▶ **Task goal**: Output all lines exactly.
____
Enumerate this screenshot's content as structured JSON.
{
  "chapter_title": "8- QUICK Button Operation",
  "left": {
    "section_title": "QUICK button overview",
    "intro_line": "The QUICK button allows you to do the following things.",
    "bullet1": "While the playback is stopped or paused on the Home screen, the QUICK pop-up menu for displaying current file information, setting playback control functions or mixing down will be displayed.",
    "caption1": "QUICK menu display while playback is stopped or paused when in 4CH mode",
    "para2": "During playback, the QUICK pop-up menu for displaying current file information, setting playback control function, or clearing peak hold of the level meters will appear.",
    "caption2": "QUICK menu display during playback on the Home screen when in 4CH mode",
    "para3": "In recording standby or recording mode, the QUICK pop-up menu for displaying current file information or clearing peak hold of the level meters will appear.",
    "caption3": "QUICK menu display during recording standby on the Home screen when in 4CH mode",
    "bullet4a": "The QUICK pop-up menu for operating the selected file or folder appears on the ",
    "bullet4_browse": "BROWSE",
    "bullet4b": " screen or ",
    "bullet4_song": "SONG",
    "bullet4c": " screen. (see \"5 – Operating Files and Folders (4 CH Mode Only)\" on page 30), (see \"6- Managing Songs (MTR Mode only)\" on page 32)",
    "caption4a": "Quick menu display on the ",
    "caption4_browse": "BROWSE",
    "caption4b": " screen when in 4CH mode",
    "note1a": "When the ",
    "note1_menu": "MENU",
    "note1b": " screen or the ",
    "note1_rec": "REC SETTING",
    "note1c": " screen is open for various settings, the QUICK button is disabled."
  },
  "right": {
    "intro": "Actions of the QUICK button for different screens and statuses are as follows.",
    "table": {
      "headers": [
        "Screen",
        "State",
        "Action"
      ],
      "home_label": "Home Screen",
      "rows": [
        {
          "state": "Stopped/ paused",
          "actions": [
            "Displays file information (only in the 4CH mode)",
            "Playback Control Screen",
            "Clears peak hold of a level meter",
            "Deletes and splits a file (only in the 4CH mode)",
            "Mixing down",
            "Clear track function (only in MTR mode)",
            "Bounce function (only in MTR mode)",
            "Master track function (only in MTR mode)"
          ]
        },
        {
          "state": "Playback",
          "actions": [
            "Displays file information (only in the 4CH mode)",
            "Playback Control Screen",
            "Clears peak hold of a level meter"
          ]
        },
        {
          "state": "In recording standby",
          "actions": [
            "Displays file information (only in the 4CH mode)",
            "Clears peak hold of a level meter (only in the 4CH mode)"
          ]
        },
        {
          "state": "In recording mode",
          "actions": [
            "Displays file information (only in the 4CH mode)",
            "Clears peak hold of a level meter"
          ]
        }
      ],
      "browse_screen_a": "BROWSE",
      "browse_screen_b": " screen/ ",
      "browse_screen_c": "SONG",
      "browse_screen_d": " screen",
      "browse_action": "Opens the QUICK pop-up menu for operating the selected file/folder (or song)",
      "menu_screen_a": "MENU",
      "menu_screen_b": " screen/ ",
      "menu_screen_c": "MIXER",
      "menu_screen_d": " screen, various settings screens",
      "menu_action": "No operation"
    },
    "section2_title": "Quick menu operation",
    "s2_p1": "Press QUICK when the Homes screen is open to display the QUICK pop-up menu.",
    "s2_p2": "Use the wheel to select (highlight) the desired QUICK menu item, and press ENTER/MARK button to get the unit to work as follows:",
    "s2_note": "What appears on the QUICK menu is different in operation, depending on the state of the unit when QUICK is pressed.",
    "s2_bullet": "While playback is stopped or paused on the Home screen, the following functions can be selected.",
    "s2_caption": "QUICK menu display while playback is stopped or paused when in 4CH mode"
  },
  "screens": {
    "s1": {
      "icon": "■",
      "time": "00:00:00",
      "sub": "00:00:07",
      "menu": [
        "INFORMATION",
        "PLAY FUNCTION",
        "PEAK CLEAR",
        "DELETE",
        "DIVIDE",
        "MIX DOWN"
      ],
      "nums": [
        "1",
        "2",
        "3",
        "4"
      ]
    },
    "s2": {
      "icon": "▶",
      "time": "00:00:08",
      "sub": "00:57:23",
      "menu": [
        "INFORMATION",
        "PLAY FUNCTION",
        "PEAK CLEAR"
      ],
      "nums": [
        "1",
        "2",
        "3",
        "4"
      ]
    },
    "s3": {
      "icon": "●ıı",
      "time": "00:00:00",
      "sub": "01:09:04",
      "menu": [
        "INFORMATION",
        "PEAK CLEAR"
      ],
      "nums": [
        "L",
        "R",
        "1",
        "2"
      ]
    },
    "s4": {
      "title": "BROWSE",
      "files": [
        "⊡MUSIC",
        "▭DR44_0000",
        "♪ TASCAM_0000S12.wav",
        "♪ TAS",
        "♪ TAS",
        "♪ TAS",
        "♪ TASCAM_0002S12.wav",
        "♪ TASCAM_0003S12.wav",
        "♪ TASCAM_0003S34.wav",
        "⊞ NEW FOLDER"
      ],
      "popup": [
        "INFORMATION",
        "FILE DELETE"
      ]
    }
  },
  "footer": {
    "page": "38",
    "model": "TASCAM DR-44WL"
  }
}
____
▶ **Output**:
Enumerate this screenshot's content as structured JSON.
{
  "chapter_title": "8- QUICK Button Operation",
  "left": {
    "section_title": "QUICK button overview",
    "intro_line": "The QUICK button allows you to do the following things.",
    "bullet1": "While the playback is stopped or paused on the Home screen, the QUICK pop-up menu for displaying current file information, setting playback control functions or mixing down will be displayed.",
    "caption1": "QUICK menu display while playback is stopped or paused when in 4CH mode",
    "para2": "During playback, the QUICK pop-up menu for displaying current file information, setting playback control function, or clearing peak hold of the level meters will appear.",
    "caption2": "QUICK menu display during playback on the Home screen when in 4CH mode",
    "para3": "In recording standby or recording mode, the QUICK pop-up menu for displaying current file information or clearing peak hold of the level meters will appear.",
    "caption3": "QUICK menu display during recording standby on the Home screen when in 4CH mode",
    "bullet4a": "The QUICK pop-up menu for operating the selected file or folder appears on the ",
    "bullet4_browse": "BROWSE",
    "bullet4b": " screen or ",
    "bullet4_song": "SONG",
    "bullet4c": " screen. (see \"5 – Operating Files and Folders (4 CH Mode Only)\" on page 30), (see \"6- Managing Songs (MTR Mode only)\" on page 32)",
    "caption4a": "Quick menu display on the ",
    "caption4_browse": "BROWSE",
    "caption4b": " screen when in 4CH mode",
    "note1a": "When the ",
    "note1_menu": "MENU",
    "note1b": " screen or the ",
    "note1_rec": "REC SETTING",
    "note1c": " screen is open for various settings, the QUICK button is disabled."
  },
  "right": {
    "intro": "Actions of the QUICK button for different screens and statuses are as follows.",
    "table": {
      "headers": [
        "Screen",
        "State",
        "Action"
      ],
      "home_label": "Home Screen",
      "rows": [
        {
          "state": "Stopped/ paused",
          "actions": [
            "Displays file information (only in the 4CH mode)",
            "Playback Control Screen",
            "Clears peak hold of a level meter",
            "Deletes and splits a file (only in the 4CH mode)",
            "Mixing down",
            "Clear track function (only in MTR mode)",
            "Bounce function (only in MTR mode)",
            "Master track function (only in MTR mode)"
          ]
        },
        {
          "state": "Playback",
          "actions": [
            "Displays file information (only in the 4CH mode)",
            "Playback Control Screen",
            "Clears peak hold of a level meter"
          ]
        },
        {
          "state": "In recording standby",
          "actions": [
            "Displays file information (only in the 4CH mode)",
            "Clears peak hold of a level meter (only in the 4CH mode)"
          ]
        },
        {
          "state": "In recording mode",
          "actions": [
            "Displays file information (only in the 4CH mode)",
            "Clears peak hold of a level meter"
          ]
        }
      ],
      "browse_screen_a": "BROWSE",
      "browse_screen_b": " screen/ ",
      "browse_screen_c": "SONG",
      "browse_screen_d": " screen",
      "browse_action": "Opens the QUICK pop-up menu for operating the selected file/folder (or song)",
      "menu_screen_a": "MENU",
      "menu_screen_b": " screen/ ",
      "menu_screen_c": "MIXER",
      "menu_screen_d": " screen, various settings screens",
      "menu_action": "No operation"
    },
    "section2_title": "Quick menu operation",
    "s2_p1": "Press QUICK when the Homes screen is open to display the QUICK pop-up menu.",
    "s2_p2": "Use the wheel to select (highlight) the desired QUICK menu item, and press ENTER/MARK button to get the unit to work as follows:",
    "s2_note": "What appears on the QUICK menu is different in operation, depending on the state of the unit when QUICK is pressed.",
    "s2_bullet": "While playback is stopped or paused on the Home screen, the following functions can be selected.",
    "s2_caption": "QUICK menu display while playback is stopped or paused when in 4CH mode"
  },
  "screens": {
    "s1": {
      "icon": "■",
      "time": "00:00:00",
      "sub": "00:00:07",
      "menu": [
        "INFORMATION",
        "PLAY FUNCTION",
        "PEAK CLEAR",
        "DELETE",
        "DIVIDE",
        "MIX DOWN"
      ],
      "nums": [
        "1",
        "2",
        "3",
        "4"
      ]
    },
    "s2": {
      "icon": "▶",
      "time": "00:00:08",
      "sub": "00:57:23",
      "menu": [
        "INFORMATION",
        "PLAY FUNCTION",
        "PEAK CLEAR"
      ],
      "nums": [
        "1",
        "2",
        "3",
        "4"
      ]
    },
    "s3": {
      "icon": "●ıı",
      "time": "00:00:00",
      "sub": "01:09:04",
      "menu": [
        "INFORMATION",
        "PEAK CLEAR"
      ],
      "nums": [
        "L",
        "R",
        "1",
        "2"
      ]
    },
    "s4": {
      "title": "BROWSE",
      "files": [
        "⊡MUSIC",
        "▭DR44_0000",
        "♪ TASCAM_0000S12.wav",
        "♪ TAS",
        "♪ TAS",
        "♪ TAS",
        "♪ TASCAM_0002S12.wav",
        "♪ TASCAM_0003S12.wav",
        "♪ TASCAM_0003S34.wav",
        "⊞ NEW FOLDER"
      ],
      "popup": [
        "INFORMATION",
        "FILE DELETE"
      ]
    }
  },
  "footer": {
    "page": "38",
    "model": "TASCAM DR-44WL"
  }
}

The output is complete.